++++ PASSAGE SHOWN
Sometimes the New Year does not start out as you dreamed it would. For example, we experienced a terrible family tragedy just as the clock struck 12. I don’t want to get anyone down, but Mr. Krebby, my son’s pet crab did not make it to 2019. He put up a heroic fight but alas, it was not meant to be.

Mr. Krebby was indeed a beautiful soul. He was not meant for this world. He was a somewhat disgusting and tiny crab of some kind that we got at Pet Smart for about $2.00. His tank and accoutrements however, clocked in at over $200. This confused me, and made me sad, but Mr. Krebs deserved only the best, and so the best he had.

It’s true Mr. Krebby was not a good or interesting pet. To begin with, the water had to be brackish. I learned that “brackish” means filthy and disgusting-- and also so dirty that you cannot see anything. Monsieur le Krebby also enjoyed burrowing in the sand. The effect being that you could never actually see Mr. Krebby and had no idea if he was actually in the tank or still alive.

I maintain that having a pet you cannot see and do not know if it is alive at any given moment is not the best pet, but who am I to judge? It is not like I am the lord and master of pets or anything. I am not a petologist and did not study pets in graduate school. Pet rocks are a thing after all. I know my limitations.

It is my theory that Mr. Krebby passed over the rainbow about a week after we brought him home and set up his stupidly ridiculous tank, complete with a café, penthouse condo, night club and a pilates reformer. But who would know? He had zero personality and never came out. He kept you guessing.

My son swore up and down and sideways that Mr. Krebby was alive and well and was extremely happy in his luxury accommodations-- although I never saw the guy. Not even once.

While I remained skeptical, I went along with the charade because like any parent, I don’t want my nearly adult son to have to accept reality for one tiny second. It is very important to protect one’s children from the anguish of the real world-- that I can tell you.
++++++++
++++ INFORMATION GIVEN
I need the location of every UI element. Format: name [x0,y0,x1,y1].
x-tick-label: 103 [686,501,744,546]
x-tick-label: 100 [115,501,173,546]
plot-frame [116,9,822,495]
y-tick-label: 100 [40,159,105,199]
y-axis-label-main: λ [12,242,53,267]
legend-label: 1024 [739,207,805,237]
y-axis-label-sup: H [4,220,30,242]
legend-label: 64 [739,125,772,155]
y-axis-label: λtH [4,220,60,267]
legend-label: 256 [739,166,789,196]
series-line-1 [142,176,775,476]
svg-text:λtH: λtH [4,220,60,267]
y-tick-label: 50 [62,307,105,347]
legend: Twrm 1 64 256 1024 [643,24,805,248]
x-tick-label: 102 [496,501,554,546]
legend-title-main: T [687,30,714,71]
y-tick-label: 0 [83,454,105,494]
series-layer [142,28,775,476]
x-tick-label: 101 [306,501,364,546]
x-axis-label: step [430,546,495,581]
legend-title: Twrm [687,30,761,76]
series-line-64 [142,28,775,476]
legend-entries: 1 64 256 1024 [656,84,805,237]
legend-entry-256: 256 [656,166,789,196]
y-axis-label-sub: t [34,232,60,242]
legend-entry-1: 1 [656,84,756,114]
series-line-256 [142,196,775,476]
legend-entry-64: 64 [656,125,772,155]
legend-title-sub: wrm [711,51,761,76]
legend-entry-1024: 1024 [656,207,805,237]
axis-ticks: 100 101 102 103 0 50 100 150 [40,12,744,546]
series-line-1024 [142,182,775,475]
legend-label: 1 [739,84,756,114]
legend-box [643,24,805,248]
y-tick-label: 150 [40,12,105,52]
++++++++
• **PROBLEM 1**:
Answer these questions using the text about Mr. Krebby:
(a) About how much did the crab itself cost?
(b) What kind of water did the crab need?
(c) According to the writer's theory, how long after coming home did Mr. Krebby die?
• **PROBLEM 2**: Translate this sentence from the text about Mr. Krebby into Spanish: "He put up a heroic fight but alas, it was not meant to be."
• **PROBLEM 3**: Write a continuation of the text about Mr. Krebby, starting right after its final sentence.
None of these records matter for the tasks.

• **RESULT 1**:
(a) About $2.00.
(b) Brackish water.
(c) About a week.

• **RESULT 2**: Dio una batalla heroica, pero, por desgracia, no pudo ser.

• **RESULT 3**:
Well, I was devastated to learn that in the wee hours of 2018, Mr. Krebby passed. It hurts mainly because I was never sure Mr. Krebby had ever been alive, but that is of no consequence.

We are beginning the new year without a beloved family member. I learned a lot from Mr. Krebby. He kept stuff close to his vest. He never bragged or boasted. He never bored us with details about his life before our tank. He was a humble crab. But he was dignified. When he scuttled sideways in his brackish filth (at least I think I may have seen him scuttle sideways once, but that could have been an air bubble) he did it with grace and purpose.

There will never be another Mr. Krebby. But while I begin 2019 heavy of heart and missing my dear friend, I know one thing is true. Mr. Krebby’s spirit floats aloft over all of us beckoning us to be our better selves and to treat each other with kindness, compassion and love.

Also, I will never ever ever be stupid enough to waste my hard earned money on a repulsive terrarium for a teeny tiny creature devoid of personality again.

Happy 2019! May your year be filled with pets you can actually cuddle with and occasionally see!